• **Stored records**
· · ·

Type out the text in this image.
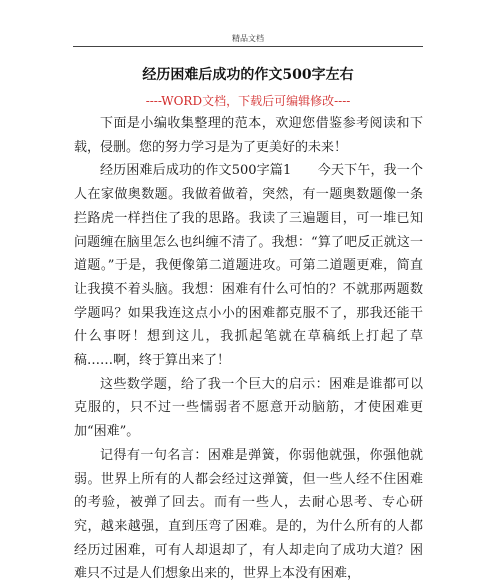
精品文档
经历困难后成功的作文500字左右
----WORD文档，下载后可编辑修改----

下面是小编收集整理的范本，欢迎您借鉴参考阅读和下载，侵删。您的努力学习是为了更美好的未来！

经历困难后成功的作文500字篇1　　今天下午，我一个人在家做奥数题。我做着做着，突然，有一题奥数题像一条拦路虎一样挡住了我的思路。我读了三遍题目，可一堆已知问题缠在脑里怎么也纠缠不清了。我想：“算了吧反正就这一道题。”于是，我便像第二道题进攻。可第二道题更难，简直让我摸不着头脑。我想：困难有什么可怕的？不就那两题数学题吗？如果我连这点小小的困难都克服不了，那我还能干什么事呀！想到这儿，我抓起笔就在草稿纸上打起了草稿……啊，终于算出来了！

这些数学题，给了我一个巨大的启示：困难是谁都可以克服的，只不过一些懦弱者不愿意开动脑筋，才使困难更加“困难”。

记得有一句名言：困难是弹簧，你弱他就强，你强他就弱。世界上所有的人都会经过这弹簧，但一些人经不住困难的考验，被弹了回去。而有一些人，去耐心思考、专心研究，越来越强，直到压弯了困难。是的，为什么所有的人都经历过困难，可有人却退却了，有人却走向了成功大道？困难只不过是人们想象出来的，世界上本没有困难，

· · ·

• **Brief**
Repeat the listing in full and exactly. Leave any pictures out.

• **The response**
Type out the text in this image.
精品文档
经历困难后成功的作文500字左右
----WORD文档，下载后可编辑修改----

下面是小编收集整理的范本，欢迎您借鉴参考阅读和下载，侵删。您的努力学习是为了更美好的未来！

经历困难后成功的作文500字篇1　　今天下午，我一个人在家做奥数题。我做着做着，突然，有一题奥数题像一条拦路虎一样挡住了我的思路。我读了三遍题目，可一堆已知问题缠在脑里怎么也纠缠不清了。我想：“算了吧反正就这一道题。”于是，我便像第二道题进攻。可第二道题更难，简直让我摸不着头脑。我想：困难有什么可怕的？不就那两题数学题吗？如果我连这点小小的困难都克服不了，那我还能干什么事呀！想到这儿，我抓起笔就在草稿纸上打起了草稿……啊，终于算出来了！

这些数学题，给了我一个巨大的启示：困难是谁都可以克服的，只不过一些懦弱者不愿意开动脑筋，才使困难更加“困难”。

记得有一句名言：困难是弹簧，你弱他就强，你强他就弱。世界上所有的人都会经过这弹簧，但一些人经不住困难的考验，被弹了回去。而有一些人，去耐心思考、专心研究，越来越强，直到压弯了困难。是的，为什么所有的人都经历过困难，可有人却退却了，有人却走向了成功大道？困难只不过是人们想象出来的，世界上本没有困难，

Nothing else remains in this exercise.